- [Material to process]:
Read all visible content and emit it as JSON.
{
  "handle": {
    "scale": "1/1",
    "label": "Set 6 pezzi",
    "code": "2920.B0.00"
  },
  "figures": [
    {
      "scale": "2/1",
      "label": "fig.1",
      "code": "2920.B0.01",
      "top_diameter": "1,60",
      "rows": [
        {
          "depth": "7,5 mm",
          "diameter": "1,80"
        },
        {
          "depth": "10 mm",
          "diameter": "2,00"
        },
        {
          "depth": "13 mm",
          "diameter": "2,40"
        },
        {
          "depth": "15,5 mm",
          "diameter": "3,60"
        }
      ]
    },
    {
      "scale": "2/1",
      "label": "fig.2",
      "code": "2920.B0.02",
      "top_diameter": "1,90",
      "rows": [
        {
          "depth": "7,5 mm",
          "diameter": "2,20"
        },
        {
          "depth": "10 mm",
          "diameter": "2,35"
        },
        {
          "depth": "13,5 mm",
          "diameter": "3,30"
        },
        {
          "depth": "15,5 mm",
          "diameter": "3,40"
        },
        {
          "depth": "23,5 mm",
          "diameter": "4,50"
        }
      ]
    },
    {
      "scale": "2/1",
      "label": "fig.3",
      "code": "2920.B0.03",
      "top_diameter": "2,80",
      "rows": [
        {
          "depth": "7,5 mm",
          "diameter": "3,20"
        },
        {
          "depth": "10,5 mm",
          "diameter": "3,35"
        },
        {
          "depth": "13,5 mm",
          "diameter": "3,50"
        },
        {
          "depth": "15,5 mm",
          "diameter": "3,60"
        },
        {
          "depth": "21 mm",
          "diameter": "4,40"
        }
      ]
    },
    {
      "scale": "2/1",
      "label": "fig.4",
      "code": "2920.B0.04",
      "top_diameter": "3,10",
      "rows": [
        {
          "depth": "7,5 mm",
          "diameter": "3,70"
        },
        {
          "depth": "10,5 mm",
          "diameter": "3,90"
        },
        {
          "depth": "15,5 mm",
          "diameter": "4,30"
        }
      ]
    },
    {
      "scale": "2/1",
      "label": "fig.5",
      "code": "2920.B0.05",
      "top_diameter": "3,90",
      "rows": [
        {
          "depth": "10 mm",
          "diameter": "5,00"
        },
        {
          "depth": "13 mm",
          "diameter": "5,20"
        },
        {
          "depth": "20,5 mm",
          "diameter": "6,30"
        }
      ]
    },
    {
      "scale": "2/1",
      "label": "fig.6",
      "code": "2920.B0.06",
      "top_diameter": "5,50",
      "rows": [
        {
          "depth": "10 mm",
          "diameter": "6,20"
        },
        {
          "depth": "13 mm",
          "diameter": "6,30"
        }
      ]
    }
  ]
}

- [Required work]:
Report only the number of lines that hold the word "label".

- [Answer]:
7